# Your goal
Can you quote the records below in full, word for word?

(Stored items)
==*==

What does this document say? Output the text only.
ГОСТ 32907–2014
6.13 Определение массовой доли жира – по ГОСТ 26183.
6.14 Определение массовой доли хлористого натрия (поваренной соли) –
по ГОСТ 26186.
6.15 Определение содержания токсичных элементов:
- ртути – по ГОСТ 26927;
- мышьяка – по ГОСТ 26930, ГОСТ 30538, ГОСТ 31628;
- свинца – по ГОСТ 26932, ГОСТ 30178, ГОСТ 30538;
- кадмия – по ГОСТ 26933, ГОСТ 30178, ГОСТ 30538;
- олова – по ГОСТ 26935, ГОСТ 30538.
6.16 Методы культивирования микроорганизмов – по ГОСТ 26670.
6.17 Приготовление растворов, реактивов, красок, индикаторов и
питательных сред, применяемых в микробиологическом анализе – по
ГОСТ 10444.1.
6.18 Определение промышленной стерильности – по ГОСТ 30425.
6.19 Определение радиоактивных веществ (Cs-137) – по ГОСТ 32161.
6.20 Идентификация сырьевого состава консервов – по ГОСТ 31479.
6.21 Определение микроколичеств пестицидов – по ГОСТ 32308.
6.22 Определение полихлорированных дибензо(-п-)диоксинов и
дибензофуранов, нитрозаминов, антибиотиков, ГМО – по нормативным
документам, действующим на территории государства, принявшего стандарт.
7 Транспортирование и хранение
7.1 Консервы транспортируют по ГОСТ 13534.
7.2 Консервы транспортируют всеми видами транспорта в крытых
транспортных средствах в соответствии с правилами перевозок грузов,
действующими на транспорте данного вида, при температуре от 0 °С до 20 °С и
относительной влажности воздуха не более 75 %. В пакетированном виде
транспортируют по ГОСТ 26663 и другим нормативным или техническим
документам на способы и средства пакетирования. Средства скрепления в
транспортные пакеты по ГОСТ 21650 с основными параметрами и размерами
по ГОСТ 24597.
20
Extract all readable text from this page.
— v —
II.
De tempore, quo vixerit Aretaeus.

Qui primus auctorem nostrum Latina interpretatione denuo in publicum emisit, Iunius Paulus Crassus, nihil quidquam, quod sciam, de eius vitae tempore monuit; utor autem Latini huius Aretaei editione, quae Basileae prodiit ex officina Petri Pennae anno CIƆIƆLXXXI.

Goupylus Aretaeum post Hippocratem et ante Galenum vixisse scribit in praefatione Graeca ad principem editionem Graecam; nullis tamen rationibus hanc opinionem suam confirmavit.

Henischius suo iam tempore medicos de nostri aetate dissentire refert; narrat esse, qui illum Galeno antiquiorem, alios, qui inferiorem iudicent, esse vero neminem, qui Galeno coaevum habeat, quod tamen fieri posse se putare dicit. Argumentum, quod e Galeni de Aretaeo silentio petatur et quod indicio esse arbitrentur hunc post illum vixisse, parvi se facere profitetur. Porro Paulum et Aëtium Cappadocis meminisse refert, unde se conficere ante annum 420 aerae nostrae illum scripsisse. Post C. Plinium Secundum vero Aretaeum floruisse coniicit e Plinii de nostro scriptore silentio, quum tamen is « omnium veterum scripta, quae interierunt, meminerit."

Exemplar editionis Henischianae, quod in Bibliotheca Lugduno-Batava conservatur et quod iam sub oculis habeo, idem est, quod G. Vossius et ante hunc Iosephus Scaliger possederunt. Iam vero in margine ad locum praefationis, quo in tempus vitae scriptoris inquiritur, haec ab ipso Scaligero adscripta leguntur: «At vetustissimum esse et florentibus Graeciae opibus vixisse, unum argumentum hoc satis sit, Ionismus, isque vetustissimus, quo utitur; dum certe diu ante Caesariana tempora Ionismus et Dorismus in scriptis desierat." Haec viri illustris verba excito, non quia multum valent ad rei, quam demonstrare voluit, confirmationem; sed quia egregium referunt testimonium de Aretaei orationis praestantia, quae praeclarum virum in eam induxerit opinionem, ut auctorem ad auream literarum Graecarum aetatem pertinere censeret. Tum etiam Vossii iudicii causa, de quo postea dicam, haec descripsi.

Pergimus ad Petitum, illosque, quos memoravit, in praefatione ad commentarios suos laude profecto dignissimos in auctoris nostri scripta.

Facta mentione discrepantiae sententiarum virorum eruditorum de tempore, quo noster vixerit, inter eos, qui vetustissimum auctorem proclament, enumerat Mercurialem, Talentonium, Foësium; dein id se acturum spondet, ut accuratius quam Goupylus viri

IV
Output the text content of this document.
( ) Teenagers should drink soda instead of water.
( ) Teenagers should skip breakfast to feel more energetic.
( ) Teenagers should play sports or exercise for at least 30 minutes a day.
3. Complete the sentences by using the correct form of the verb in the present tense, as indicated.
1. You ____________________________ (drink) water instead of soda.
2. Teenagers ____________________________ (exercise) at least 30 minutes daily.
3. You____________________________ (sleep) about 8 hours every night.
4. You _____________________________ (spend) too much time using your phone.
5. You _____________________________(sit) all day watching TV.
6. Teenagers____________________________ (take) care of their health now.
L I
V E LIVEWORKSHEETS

==*==

# The solution
What does this document say? Output the text only.
ГОСТ 32907–2014
6.13 Определение массовой доли жира – по ГОСТ 26183.
6.14 Определение массовой доли хлористого натрия (поваренной соли) –
по ГОСТ 26186.
6.15 Определение содержания токсичных элементов:
- ртути – по ГОСТ 26927;
- мышьяка – по ГОСТ 26930, ГОСТ 30538, ГОСТ 31628;
- свинца – по ГОСТ 26932, ГОСТ 30178, ГОСТ 30538;
- кадмия – по ГОСТ 26933, ГОСТ 30178, ГОСТ 30538;
- олова – по ГОСТ 26935, ГОСТ 30538.
6.16 Методы культивирования микроорганизмов – по ГОСТ 26670.
6.17 Приготовление растворов, реактивов, красок, индикаторов и
питательных сред, применяемых в микробиологическом анализе – по
ГОСТ 10444.1.
6.18 Определение промышленной стерильности – по ГОСТ 30425.
6.19 Определение радиоактивных веществ (Cs-137) – по ГОСТ 32161.
6.20 Идентификация сырьевого состава консервов – по ГОСТ 31479.
6.21 Определение микроколичеств пестицидов – по ГОСТ 32308.
6.22 Определение полихлорированных дибензо(-п-)диоксинов и
дибензофуранов, нитрозаминов, антибиотиков, ГМО – по нормативным
документам, действующим на территории государства, принявшего стандарт.
7 Транспортирование и хранение
7.1 Консервы транспортируют по ГОСТ 13534.
7.2 Консервы транспортируют всеми видами транспорта в крытых
транспортных средствах в соответствии с правилами перевозок грузов,
действующими на транспорте данного вида, при температуре от 0 °С до 20 °С и
относительной влажности воздуха не более 75 %. В пакетированном виде
транспортируют по ГОСТ 26663 и другим нормативным или техническим
документам на способы и средства пакетирования. Средства скрепления в
транспортные пакеты по ГОСТ 21650 с основными параметрами и размерами
по ГОСТ 24597.
20
Extract all readable text from this page.
— v —
II.
De tempore, quo vixerit Aretaeus.

Qui primus auctorem nostrum Latina interpretatione denuo in publicum emisit, Iunius Paulus Crassus, nihil quidquam, quod sciam, de eius vitae tempore monuit; utor autem Latini huius Aretaei editione, quae Basileae prodiit ex officina Petri Pennae anno CIƆIƆLXXXI.

Goupylus Aretaeum post Hippocratem et ante Galenum vixisse scribit in praefatione Graeca ad principem editionem Graecam; nullis tamen rationibus hanc opinionem suam confirmavit.

Henischius suo iam tempore medicos de nostri aetate dissentire refert; narrat esse, qui illum Galeno antiquiorem, alios, qui inferiorem iudicent, esse vero neminem, qui Galeno coaevum habeat, quod tamen fieri posse se putare dicit. Argumentum, quod e Galeni de Aretaeo silentio petatur et quod indicio esse arbitrentur hunc post illum vixisse, parvi se facere profitetur. Porro Paulum et Aëtium Cappadocis meminisse refert, unde se conficere ante annum 420 aerae nostrae illum scripsisse. Post C. Plinium Secundum vero Aretaeum floruisse coniicit e Plinii de nostro scriptore silentio, quum tamen is « omnium veterum scripta, quae interierunt, meminerit."

Exemplar editionis Henischianae, quod in Bibliotheca Lugduno-Batava conservatur et quod iam sub oculis habeo, idem est, quod G. Vossius et ante hunc Iosephus Scaliger possederunt. Iam vero in margine ad locum praefationis, quo in tempus vitae scriptoris inquiritur, haec ab ipso Scaligero adscripta leguntur: «At vetustissimum esse et florentibus Graeciae opibus vixisse, unum argumentum hoc satis sit, Ionismus, isque vetustissimus, quo utitur; dum certe diu ante Caesariana tempora Ionismus et Dorismus in scriptis desierat." Haec viri illustris verba excito, non quia multum valent ad rei, quam demonstrare voluit, confirmationem; sed quia egregium referunt testimonium de Aretaei orationis praestantia, quae praeclarum virum in eam induxerit opinionem, ut auctorem ad auream literarum Graecarum aetatem pertinere censeret. Tum etiam Vossii iudicii causa, de quo postea dicam, haec descripsi.

Pergimus ad Petitum, illosque, quos memoravit, in praefatione ad commentarios suos laude profecto dignissimos in auctoris nostri scripta.

Facta mentione discrepantiae sententiarum virorum eruditorum de tempore, quo noster vixerit, inter eos, qui vetustissimum auctorem proclament, enumerat Mercurialem, Talentonium, Foësium; dein id se acturum spondet, ut accuratius quam Goupylus viri

IV
Output the text content of this document.
( ) Teenagers should drink soda instead of water.
( ) Teenagers should skip breakfast to feel more energetic.
( ) Teenagers should play sports or exercise for at least 30 minutes a day.
3. Complete the sentences by using the correct form of the verb in the present tense, as indicated.
1. You ____________________________ (drink) water instead of soda.
2. Teenagers ____________________________ (exercise) at least 30 minutes daily.
3. You____________________________ (sleep) about 8 hours every night.
4. You _____________________________ (spend) too much time using your phone.
5. You _____________________________(sit) all day watching TV.
6. Teenagers____________________________ (take) care of their health now.
L I
V E LIVEWORKSHEETS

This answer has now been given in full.